● DATA ROWS:
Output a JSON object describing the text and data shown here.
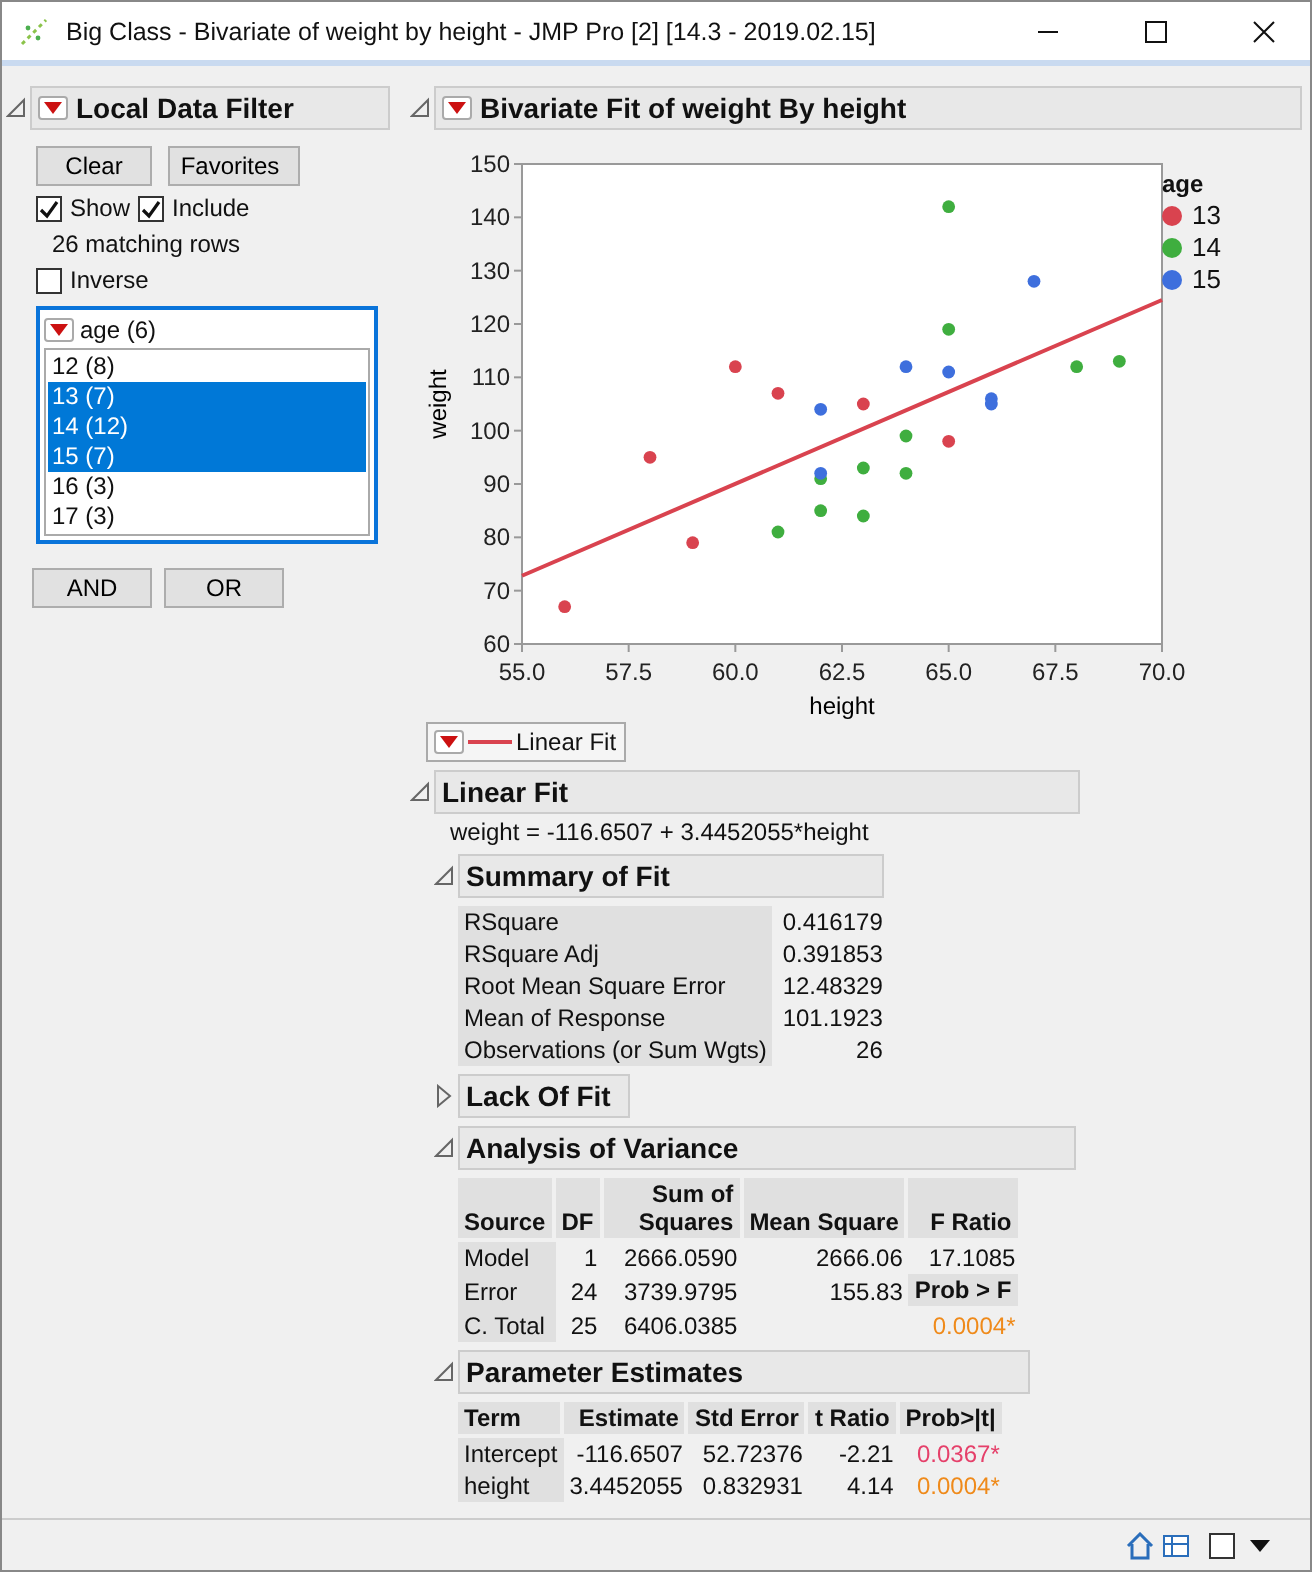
{
  "window": {
    "title": "Big Class - Bivariate of weight by height - JMP Pro [2] [14.3  - 2019.02.15]"
  },
  "filter": {
    "title": "Local Data Filter",
    "expanded": true,
    "clear": "Clear",
    "favorites": "Favorites",
    "show": {
      "label": "Show",
      "checked": true
    },
    "include": {
      "label": "Include",
      "checked": true
    },
    "matching": "26 matching rows",
    "inverse": {
      "label": "Inverse",
      "checked": false
    },
    "column": {
      "title": "age (6)",
      "items": [
        {
          "label": "12 (8)",
          "selected": false
        },
        {
          "label": "13 (7)",
          "selected": true
        },
        {
          "label": "14 (12)",
          "selected": true
        },
        {
          "label": "15 (7)",
          "selected": true
        },
        {
          "label": "16 (3)",
          "selected": false
        },
        {
          "label": "17 (3)",
          "selected": false
        }
      ]
    },
    "logic": [
      "AND",
      "OR"
    ]
  },
  "report": {
    "title": "Bivariate Fit of weight By height",
    "expanded": true,
    "chart_data": {
      "type": "scatter",
      "xlabel": "height",
      "ylabel": "weight",
      "xlim": [
        55,
        70
      ],
      "ylim": [
        60,
        150
      ],
      "xticks": [
        {
          "value": 55,
          "label": "55.0"
        },
        {
          "value": 57.5,
          "label": "57.5"
        },
        {
          "value": 60,
          "label": "60.0"
        },
        {
          "value": 62.5,
          "label": "62.5"
        },
        {
          "value": 65,
          "label": "65.0"
        },
        {
          "value": 67.5,
          "label": "67.5"
        },
        {
          "value": 70,
          "label": "70.0"
        }
      ],
      "yticks": [
        60,
        70,
        80,
        90,
        100,
        110,
        120,
        130,
        140,
        150
      ],
      "series": [
        {
          "name": "13",
          "color": "#d9434f",
          "x": [
            56,
            58,
            59,
            60,
            61,
            63,
            65
          ],
          "values": [
            67,
            95,
            79,
            112,
            107,
            105,
            98
          ]
        },
        {
          "name": "14",
          "color": "#3fae3f",
          "x": [
            65,
            65,
            68,
            69,
            64,
            63,
            64,
            62,
            62,
            63,
            61
          ],
          "values": [
            142,
            119,
            112,
            113,
            99,
            93,
            92,
            91,
            85,
            84,
            81
          ]
        },
        {
          "name": "15",
          "color": "#3e6fdd",
          "x": [
            67,
            64,
            65,
            66,
            66,
            62,
            62
          ],
          "values": [
            128,
            112,
            111,
            106,
            105,
            104,
            92
          ]
        },
        {
          "name": "Linear Fit",
          "type": "line",
          "color": "#d9434f",
          "x": [
            55,
            70
          ],
          "values": [
            72.8,
            124.5
          ]
        }
      ],
      "legend": {
        "title": "age"
      }
    },
    "linear_fit": {
      "title": "Linear Fit",
      "expanded": true,
      "equation": "weight = -116.6507 + 3.4452055*height",
      "summary": {
        "title": "Summary of Fit",
        "expanded": true,
        "rows": [
          {
            "label": "RSquare",
            "value": "0.416179"
          },
          {
            "label": "RSquare Adj",
            "value": "0.391853"
          },
          {
            "label": "Root Mean Square Error",
            "value": "12.48329"
          },
          {
            "label": "Mean of Response",
            "value": "101.1923"
          },
          {
            "label": "Observations (or Sum Wgts)",
            "value": "26"
          }
        ]
      },
      "lack_of_fit": {
        "title": "Lack Of Fit",
        "expanded": false
      },
      "anova": {
        "title": "Analysis of Variance",
        "expanded": true,
        "columns": [
          "Source",
          "DF",
          "Sum of Squares",
          "Mean Square",
          "F Ratio"
        ],
        "rows": [
          {
            "source": "Model",
            "df": "1",
            "ss": "2666.0590",
            "ms": "2666.06",
            "last": {
              "kind": "value",
              "text": "17.1085"
            }
          },
          {
            "source": "Error",
            "df": "24",
            "ss": "3739.9795",
            "ms": "155.83",
            "last": {
              "kind": "heading",
              "text": "Prob > F"
            }
          },
          {
            "source": "C. Total",
            "df": "25",
            "ss": "6406.0385",
            "last": {
              "kind": "prob",
              "text": "0.0004*",
              "color": "#ef8a1a"
            }
          }
        ]
      },
      "parameters": {
        "title": "Parameter Estimates",
        "expanded": true,
        "columns": [
          "Term",
          "Estimate",
          "Std Error",
          "t Ratio",
          "Prob>|t|"
        ],
        "rows": [
          {
            "term": "Intercept",
            "estimate": "-116.6507",
            "std_error": "52.72376",
            "t_ratio": "-2.21",
            "prob": "0.0367*",
            "color": "#e5406a"
          },
          {
            "term": "height",
            "estimate": "3.4452055",
            "std_error": "0.832931",
            "t_ratio": "4.14",
            "prob": "0.0004*",
            "color": "#ef8a1a"
          }
        ]
      }
    }
  }
}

● AIM OF THE EXERCISE: All of the data above should be quoted exactly, except for the pictures.

● TASK RESULT:
Output a JSON object describing the text and data shown here.
{
  "window": {
    "title": "Big Class - Bivariate of weight by height - JMP Pro [2] [14.3  - 2019.02.15]"
  },
  "filter": {
    "title": "Local Data Filter",
    "expanded": true,
    "clear": "Clear",
    "favorites": "Favorites",
    "show": {
      "label": "Show",
      "checked": true
    },
    "include": {
      "label": "Include",
      "checked": true
    },
    "matching": "26 matching rows",
    "inverse": {
      "label": "Inverse",
      "checked": false
    },
    "column": {
      "title": "age (6)",
      "items": [
        {
          "label": "12 (8)",
          "selected": false
        },
        {
          "label": "13 (7)",
          "selected": true
        },
        {
          "label": "14 (12)",
          "selected": true
        },
        {
          "label": "15 (7)",
          "selected": true
        },
        {
          "label": "16 (3)",
          "selected": false
        },
        {
          "label": "17 (3)",
          "selected": false
        }
      ]
    },
    "logic": [
      "AND",
      "OR"
    ]
  },
  "report": {
    "title": "Bivariate Fit of weight By height",
    "expanded": true,
    "chart_data": {
      "type": "scatter",
      "xlabel": "height",
      "ylabel": "weight",
      "xlim": [
        55,
        70
      ],
      "ylim": [
        60,
        150
      ],
      "xticks": [
        {
          "value": 55,
          "label": "55.0"
        },
        {
          "value": 57.5,
          "label": "57.5"
        },
        {
          "value": 60,
          "label": "60.0"
        },
        {
          "value": 62.5,
          "label": "62.5"
        },
        {
          "value": 65,
          "label": "65.0"
        },
        {
          "value": 67.5,
          "label": "67.5"
        },
        {
          "value": 70,
          "label": "70.0"
        }
      ],
      "yticks": [
        60,
        70,
        80,
        90,
        100,
        110,
        120,
        130,
        140,
        150
      ],
      "series": [
        {
          "name": "13",
          "color": "#d9434f",
          "x": [
            56,
            58,
            59,
            60,
            61,
            63,
            65
          ],
          "values": [
            67,
            95,
            79,
            112,
            107,
            105,
            98
          ]
        },
        {
          "name": "14",
          "color": "#3fae3f",
          "x": [
            65,
            65,
            68,
            69,
            64,
            63,
            64,
            62,
            62,
            63,
            61
          ],
          "values": [
            142,
            119,
            112,
            113,
            99,
            93,
            92,
            91,
            85,
            84,
            81
          ]
        },
        {
          "name": "15",
          "color": "#3e6fdd",
          "x": [
            67,
            64,
            65,
            66,
            66,
            62,
            62
          ],
          "values": [
            128,
            112,
            111,
            106,
            105,
            104,
            92
          ]
        },
        {
          "name": "Linear Fit",
          "type": "line",
          "color": "#d9434f",
          "x": [
            55,
            70
          ],
          "values": [
            72.8,
            124.5
          ]
        }
      ],
      "legend": {
        "title": "age"
      }
    },
    "linear_fit": {
      "title": "Linear Fit",
      "expanded": true,
      "equation": "weight = -116.6507 + 3.4452055*height",
      "summary": {
        "title": "Summary of Fit",
        "expanded": true,
        "rows": [
          {
            "label": "RSquare",
            "value": "0.416179"
          },
          {
            "label": "RSquare Adj",
            "value": "0.391853"
          },
          {
            "label": "Root Mean Square Error",
            "value": "12.48329"
          },
          {
            "label": "Mean of Response",
            "value": "101.1923"
          },
          {
            "label": "Observations (or Sum Wgts)",
            "value": "26"
          }
        ]
      },
      "lack_of_fit": {
        "title": "Lack Of Fit",
        "expanded": false
      },
      "anova": {
        "title": "Analysis of Variance",
        "expanded": true,
        "columns": [
          "Source",
          "DF",
          "Sum of Squares",
          "Mean Square",
          "F Ratio"
        ],
        "rows": [
          {
            "source": "Model",
            "df": "1",
            "ss": "2666.0590",
            "ms": "2666.06",
            "last": {
              "kind": "value",
              "text": "17.1085"
            }
          },
          {
            "source": "Error",
            "df": "24",
            "ss": "3739.9795",
            "ms": "155.83",
            "last": {
              "kind": "heading",
              "text": "Prob > F"
            }
          },
          {
            "source": "C. Total",
            "df": "25",
            "ss": "6406.0385",
            "last": {
              "kind": "prob",
              "text": "0.0004*",
              "color": "#ef8a1a"
            }
          }
        ]
      },
      "parameters": {
        "title": "Parameter Estimates",
        "expanded": true,
        "columns": [
          "Term",
          "Estimate",
          "Std Error",
          "t Ratio",
          "Prob>|t|"
        ],
        "rows": [
          {
            "term": "Intercept",
            "estimate": "-116.6507",
            "std_error": "52.72376",
            "t_ratio": "-2.21",
            "prob": "0.0367*",
            "color": "#e5406a"
          },
          {
            "term": "height",
            "estimate": "3.4452055",
            "std_error": "0.832931",
            "t_ratio": "4.14",
            "prob": "0.0004*",
            "color": "#ef8a1a"
          }
        ]
      }
    }
  }
}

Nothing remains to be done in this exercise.